:: DO THIS ::
Every line that holds "vorticity" should be shown.

:: INPUT MATERIAL ::
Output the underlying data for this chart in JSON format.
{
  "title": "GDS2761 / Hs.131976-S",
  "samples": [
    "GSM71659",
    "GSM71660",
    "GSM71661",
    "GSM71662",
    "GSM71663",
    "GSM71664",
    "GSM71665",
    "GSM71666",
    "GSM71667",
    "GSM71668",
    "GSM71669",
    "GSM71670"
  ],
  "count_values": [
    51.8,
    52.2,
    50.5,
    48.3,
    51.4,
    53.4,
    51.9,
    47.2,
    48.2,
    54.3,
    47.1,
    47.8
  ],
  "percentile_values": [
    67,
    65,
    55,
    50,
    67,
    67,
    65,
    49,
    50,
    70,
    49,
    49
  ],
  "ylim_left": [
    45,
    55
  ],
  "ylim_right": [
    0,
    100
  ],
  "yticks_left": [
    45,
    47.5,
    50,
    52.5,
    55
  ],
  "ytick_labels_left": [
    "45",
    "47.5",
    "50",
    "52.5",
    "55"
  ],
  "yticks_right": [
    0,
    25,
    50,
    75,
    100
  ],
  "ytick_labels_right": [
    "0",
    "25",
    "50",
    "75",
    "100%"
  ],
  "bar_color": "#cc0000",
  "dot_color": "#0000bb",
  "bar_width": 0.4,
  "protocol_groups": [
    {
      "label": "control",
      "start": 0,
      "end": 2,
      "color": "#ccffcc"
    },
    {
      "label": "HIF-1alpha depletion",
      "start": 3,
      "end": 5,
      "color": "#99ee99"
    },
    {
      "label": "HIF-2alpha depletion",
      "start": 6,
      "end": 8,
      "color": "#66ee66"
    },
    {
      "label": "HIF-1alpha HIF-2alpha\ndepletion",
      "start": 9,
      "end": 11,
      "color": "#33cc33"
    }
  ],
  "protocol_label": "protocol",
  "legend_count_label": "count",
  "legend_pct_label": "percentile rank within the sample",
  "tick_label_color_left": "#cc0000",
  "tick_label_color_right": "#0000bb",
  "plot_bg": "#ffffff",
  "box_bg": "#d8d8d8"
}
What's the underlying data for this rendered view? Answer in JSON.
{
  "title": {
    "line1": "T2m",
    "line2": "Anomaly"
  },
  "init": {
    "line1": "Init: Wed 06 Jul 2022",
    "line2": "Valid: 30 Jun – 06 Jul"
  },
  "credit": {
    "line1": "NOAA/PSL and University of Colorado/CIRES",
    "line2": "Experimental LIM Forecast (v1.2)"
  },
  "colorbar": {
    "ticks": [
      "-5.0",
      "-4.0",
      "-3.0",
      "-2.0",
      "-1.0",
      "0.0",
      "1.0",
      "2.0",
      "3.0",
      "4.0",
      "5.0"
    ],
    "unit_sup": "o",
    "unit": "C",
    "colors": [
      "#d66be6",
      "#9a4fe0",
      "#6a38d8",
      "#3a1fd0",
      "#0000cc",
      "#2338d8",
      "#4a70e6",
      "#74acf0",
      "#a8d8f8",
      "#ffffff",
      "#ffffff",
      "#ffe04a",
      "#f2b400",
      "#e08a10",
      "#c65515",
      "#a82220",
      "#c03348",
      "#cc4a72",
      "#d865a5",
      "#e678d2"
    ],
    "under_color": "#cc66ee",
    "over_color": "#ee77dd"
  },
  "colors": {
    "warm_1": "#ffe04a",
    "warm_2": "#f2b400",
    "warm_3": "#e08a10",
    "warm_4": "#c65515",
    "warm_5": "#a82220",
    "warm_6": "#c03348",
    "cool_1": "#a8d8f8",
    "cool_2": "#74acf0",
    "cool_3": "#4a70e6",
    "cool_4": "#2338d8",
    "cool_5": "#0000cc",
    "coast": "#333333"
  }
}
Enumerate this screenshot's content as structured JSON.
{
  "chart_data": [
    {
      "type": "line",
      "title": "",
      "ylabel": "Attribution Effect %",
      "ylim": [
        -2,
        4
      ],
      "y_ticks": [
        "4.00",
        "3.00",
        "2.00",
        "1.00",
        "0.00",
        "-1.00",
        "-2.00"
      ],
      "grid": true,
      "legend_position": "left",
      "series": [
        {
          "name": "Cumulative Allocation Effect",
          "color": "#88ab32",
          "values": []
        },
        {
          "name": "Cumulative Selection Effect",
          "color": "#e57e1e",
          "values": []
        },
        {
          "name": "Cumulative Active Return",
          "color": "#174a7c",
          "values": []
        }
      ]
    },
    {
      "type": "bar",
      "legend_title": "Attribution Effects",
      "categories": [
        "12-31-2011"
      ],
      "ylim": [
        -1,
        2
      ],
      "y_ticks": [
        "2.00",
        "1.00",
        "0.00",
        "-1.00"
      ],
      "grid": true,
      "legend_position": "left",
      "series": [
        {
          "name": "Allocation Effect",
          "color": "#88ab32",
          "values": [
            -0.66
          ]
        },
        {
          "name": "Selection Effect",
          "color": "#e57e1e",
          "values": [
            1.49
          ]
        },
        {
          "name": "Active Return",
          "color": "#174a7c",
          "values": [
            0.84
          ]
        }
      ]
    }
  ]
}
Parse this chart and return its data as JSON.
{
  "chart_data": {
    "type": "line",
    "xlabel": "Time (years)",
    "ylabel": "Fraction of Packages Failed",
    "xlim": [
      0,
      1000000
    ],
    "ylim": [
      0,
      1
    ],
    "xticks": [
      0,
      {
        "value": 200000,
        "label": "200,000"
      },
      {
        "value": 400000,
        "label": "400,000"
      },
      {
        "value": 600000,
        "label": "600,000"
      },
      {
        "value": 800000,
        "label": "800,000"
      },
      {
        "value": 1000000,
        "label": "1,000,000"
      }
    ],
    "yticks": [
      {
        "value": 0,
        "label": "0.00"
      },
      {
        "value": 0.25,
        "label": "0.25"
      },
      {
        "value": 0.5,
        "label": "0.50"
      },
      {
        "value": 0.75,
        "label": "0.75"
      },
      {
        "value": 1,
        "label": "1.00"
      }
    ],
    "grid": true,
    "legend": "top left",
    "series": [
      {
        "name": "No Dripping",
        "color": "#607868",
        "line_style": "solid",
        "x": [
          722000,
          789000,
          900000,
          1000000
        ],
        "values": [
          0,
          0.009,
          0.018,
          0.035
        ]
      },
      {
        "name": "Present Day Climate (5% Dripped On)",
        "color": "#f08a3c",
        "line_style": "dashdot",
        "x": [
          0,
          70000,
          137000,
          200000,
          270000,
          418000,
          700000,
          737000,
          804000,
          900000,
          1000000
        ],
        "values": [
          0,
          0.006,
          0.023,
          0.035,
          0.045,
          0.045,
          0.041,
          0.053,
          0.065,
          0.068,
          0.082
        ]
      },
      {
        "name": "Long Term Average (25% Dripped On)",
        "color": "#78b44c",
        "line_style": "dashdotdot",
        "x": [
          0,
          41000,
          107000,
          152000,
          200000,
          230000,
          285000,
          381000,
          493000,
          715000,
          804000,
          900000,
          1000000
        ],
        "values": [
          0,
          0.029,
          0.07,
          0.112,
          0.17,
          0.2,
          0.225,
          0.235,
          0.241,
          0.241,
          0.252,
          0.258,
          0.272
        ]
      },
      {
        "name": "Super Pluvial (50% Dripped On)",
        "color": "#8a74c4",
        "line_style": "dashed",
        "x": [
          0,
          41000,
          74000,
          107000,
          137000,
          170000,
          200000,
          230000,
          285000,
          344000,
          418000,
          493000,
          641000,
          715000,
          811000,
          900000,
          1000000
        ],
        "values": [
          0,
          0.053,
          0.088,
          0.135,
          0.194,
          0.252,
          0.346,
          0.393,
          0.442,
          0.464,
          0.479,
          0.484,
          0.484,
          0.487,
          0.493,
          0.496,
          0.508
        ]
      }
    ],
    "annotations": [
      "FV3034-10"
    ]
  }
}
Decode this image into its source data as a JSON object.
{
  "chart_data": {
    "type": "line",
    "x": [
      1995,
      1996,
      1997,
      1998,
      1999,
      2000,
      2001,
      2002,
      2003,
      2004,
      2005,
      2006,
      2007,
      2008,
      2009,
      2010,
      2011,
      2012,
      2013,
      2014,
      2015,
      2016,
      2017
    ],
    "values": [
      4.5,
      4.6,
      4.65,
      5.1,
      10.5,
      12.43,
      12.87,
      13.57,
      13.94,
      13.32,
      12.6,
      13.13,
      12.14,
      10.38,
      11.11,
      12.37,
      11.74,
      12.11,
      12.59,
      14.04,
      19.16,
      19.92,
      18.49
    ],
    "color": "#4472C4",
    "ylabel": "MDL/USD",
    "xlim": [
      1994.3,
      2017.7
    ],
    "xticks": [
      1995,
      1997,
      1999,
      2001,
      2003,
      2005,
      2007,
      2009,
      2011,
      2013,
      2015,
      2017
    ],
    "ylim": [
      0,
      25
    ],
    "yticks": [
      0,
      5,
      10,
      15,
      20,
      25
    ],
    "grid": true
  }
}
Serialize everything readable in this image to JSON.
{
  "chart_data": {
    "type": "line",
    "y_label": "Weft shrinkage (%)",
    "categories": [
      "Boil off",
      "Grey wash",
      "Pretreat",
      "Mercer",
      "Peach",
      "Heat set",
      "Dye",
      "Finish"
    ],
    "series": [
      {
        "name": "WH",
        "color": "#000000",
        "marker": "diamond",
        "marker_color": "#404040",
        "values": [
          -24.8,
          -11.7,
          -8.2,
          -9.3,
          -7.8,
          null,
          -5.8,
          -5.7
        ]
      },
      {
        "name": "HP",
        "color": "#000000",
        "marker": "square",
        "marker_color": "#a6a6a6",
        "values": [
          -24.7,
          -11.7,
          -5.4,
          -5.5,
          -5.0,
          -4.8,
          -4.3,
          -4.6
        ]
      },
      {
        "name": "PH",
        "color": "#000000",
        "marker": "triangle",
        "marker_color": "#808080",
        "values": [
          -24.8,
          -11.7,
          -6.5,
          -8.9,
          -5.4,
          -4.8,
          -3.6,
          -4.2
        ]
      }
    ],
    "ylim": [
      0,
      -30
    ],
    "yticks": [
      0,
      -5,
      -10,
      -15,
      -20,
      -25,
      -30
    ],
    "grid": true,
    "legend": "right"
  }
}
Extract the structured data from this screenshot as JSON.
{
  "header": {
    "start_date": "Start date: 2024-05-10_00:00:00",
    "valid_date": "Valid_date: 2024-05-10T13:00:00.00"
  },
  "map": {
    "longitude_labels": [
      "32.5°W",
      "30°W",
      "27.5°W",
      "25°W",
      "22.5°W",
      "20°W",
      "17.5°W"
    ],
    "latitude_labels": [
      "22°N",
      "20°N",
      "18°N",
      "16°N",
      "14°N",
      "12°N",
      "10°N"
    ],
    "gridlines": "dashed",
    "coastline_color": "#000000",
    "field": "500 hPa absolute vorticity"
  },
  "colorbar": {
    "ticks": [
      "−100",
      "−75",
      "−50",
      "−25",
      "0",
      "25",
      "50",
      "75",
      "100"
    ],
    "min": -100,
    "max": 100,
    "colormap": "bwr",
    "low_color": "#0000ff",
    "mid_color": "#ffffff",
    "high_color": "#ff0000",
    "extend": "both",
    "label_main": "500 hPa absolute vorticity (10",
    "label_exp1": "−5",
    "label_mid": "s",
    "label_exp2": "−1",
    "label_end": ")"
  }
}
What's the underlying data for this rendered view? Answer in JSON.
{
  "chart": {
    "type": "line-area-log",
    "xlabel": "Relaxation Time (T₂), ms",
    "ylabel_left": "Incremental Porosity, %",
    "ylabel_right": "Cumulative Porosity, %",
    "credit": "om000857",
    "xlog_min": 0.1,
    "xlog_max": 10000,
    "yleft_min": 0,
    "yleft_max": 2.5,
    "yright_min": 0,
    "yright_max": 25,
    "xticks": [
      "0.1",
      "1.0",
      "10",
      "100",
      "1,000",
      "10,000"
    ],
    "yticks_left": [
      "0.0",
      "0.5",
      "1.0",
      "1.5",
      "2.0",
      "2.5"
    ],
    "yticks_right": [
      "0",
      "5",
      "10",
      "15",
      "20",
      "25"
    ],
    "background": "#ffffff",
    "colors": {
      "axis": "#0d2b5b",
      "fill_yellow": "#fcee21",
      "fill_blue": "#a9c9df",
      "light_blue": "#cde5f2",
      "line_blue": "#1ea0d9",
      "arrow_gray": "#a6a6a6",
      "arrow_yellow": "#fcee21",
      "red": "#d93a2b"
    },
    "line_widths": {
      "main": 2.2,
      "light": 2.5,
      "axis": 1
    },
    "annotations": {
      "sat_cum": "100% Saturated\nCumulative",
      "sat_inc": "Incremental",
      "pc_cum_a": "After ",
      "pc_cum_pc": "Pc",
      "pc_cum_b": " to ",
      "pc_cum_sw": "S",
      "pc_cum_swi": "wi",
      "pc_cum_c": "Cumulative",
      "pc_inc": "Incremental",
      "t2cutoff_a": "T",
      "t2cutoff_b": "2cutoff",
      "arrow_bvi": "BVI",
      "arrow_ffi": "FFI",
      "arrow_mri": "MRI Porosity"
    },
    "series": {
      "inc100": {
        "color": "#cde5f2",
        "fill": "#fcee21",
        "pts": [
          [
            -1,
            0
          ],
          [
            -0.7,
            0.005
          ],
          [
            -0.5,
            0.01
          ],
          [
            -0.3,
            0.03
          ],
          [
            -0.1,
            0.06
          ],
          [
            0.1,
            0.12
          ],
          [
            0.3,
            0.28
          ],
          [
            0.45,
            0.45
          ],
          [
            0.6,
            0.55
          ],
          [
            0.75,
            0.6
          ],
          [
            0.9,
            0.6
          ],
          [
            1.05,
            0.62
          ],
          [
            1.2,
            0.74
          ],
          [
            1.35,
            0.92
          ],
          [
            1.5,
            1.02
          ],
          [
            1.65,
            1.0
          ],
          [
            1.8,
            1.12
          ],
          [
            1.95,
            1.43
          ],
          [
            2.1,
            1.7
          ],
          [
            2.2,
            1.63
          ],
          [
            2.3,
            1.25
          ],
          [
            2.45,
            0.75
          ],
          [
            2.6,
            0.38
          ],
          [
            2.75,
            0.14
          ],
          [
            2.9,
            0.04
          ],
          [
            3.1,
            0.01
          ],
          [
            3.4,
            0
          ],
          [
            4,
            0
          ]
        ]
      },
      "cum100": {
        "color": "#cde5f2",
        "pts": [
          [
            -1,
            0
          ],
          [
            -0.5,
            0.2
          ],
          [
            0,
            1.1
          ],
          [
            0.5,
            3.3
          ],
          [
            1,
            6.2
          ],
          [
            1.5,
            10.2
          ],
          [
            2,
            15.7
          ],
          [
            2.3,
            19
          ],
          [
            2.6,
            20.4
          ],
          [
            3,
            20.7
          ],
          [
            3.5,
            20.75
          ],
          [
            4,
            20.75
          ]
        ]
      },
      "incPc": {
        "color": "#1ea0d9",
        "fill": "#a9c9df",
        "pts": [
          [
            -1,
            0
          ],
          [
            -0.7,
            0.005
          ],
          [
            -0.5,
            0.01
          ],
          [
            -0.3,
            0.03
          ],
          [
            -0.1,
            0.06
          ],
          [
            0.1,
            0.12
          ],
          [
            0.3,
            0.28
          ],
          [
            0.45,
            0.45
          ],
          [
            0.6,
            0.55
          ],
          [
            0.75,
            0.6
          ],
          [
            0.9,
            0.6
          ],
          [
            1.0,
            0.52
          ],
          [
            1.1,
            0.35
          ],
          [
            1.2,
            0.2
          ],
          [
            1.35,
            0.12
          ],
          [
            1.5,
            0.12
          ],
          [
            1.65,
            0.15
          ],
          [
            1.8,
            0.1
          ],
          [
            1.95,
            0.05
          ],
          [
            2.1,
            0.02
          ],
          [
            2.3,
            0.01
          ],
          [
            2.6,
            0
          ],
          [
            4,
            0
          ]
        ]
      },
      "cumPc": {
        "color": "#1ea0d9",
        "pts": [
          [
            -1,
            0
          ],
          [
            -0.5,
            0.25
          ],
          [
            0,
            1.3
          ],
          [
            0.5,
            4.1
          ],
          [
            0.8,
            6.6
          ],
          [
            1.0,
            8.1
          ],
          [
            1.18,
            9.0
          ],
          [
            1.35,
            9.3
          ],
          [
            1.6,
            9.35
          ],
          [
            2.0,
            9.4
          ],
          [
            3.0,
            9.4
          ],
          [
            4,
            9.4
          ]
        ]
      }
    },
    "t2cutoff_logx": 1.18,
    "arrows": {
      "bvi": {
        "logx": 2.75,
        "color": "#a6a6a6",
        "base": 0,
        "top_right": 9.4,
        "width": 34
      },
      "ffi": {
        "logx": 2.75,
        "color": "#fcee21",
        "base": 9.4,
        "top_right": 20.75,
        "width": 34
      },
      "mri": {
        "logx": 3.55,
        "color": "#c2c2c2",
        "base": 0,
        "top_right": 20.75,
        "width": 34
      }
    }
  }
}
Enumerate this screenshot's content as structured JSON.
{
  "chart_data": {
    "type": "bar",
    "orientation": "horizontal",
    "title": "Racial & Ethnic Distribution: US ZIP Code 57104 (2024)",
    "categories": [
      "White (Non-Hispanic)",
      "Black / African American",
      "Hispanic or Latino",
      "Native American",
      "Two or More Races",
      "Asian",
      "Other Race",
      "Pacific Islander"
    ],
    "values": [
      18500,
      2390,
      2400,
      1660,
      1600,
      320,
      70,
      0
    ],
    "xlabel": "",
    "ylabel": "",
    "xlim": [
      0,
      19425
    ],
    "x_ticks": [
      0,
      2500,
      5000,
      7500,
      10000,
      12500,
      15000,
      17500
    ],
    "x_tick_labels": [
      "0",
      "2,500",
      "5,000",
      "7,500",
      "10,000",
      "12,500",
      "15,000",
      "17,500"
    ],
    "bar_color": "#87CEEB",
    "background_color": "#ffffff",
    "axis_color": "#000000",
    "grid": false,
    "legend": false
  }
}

:: RIGHT ANSWER ::
    "field": "500 hPa absolute vorticity"
    "label_main": "500 hPa absolute vorticity (10",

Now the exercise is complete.